== EXERCISE ==
Find the lines containing the word "color" and copy every one of them.

== DATA LINES ==
BEGIN
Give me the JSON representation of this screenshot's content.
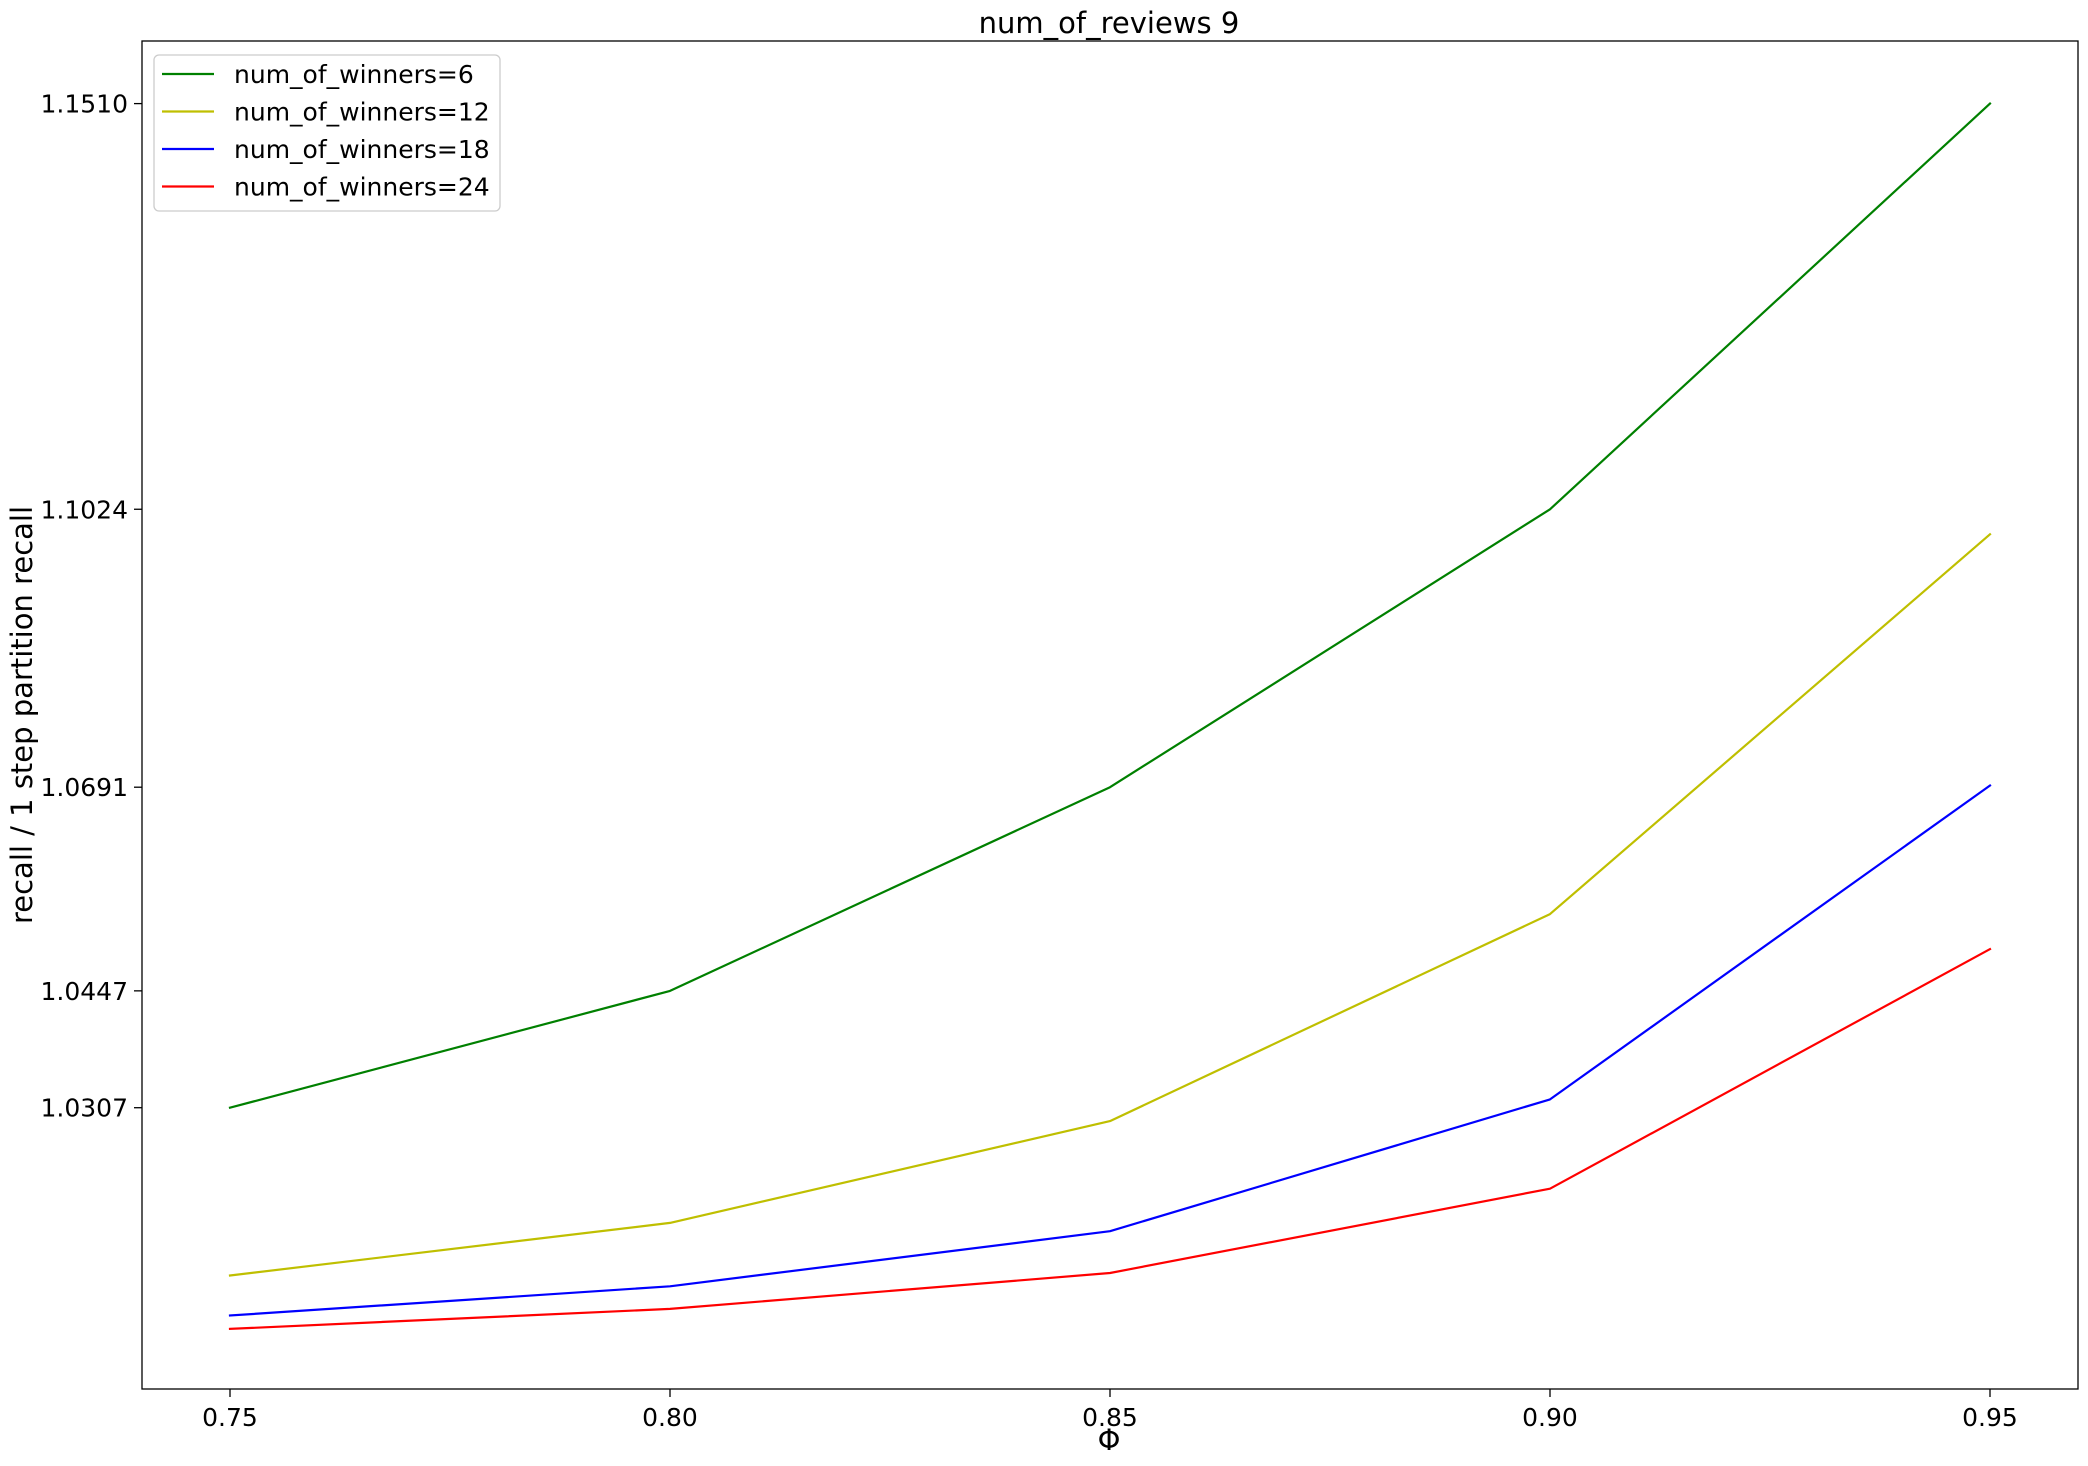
{
  "chart_data": {
    "type": "line",
    "title": "num_of_reviews 9",
    "xlabel": "Φ",
    "ylabel": "recall / 1 step partition recall",
    "x": [
      0.75,
      0.8,
      0.85,
      0.9,
      0.95
    ],
    "x_tick_labels": [
      "0.75",
      "0.80",
      "0.85",
      "0.90",
      "0.95"
    ],
    "y_ticks": [
      1.0307,
      1.0447,
      1.0691,
      1.1024,
      1.151
    ],
    "y_tick_labels": [
      "1.0307",
      "1.0447",
      "1.0691",
      "1.1024",
      "1.1510"
    ],
    "xlim": [
      0.74,
      0.96
    ],
    "ylim": [
      0.997,
      1.1585
    ],
    "grid": false,
    "legend_position": "upper left",
    "series": [
      {
        "name": "num_of_winners=6",
        "color": "#008000",
        "values": [
          1.0307,
          1.0447,
          1.0691,
          1.1024,
          1.151
        ]
      },
      {
        "name": "num_of_winners=12",
        "color": "#bfbf00",
        "values": [
          1.0106,
          1.0169,
          1.0291,
          1.0539,
          1.0994
        ]
      },
      {
        "name": "num_of_winners=18",
        "color": "#0000ff",
        "values": [
          1.0058,
          1.0093,
          1.0159,
          1.0317,
          1.0693
        ]
      },
      {
        "name": "num_of_winners=24",
        "color": "#ff0000",
        "values": [
          1.0042,
          1.0066,
          1.0109,
          1.021,
          1.0497
        ]
      }
    ]
  }
}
END
== EXERCISE SOLUTION ==
        "color": "#008000",
        "color": "#bfbf00",
        "color": "#0000ff",
        "color": "#ff0000",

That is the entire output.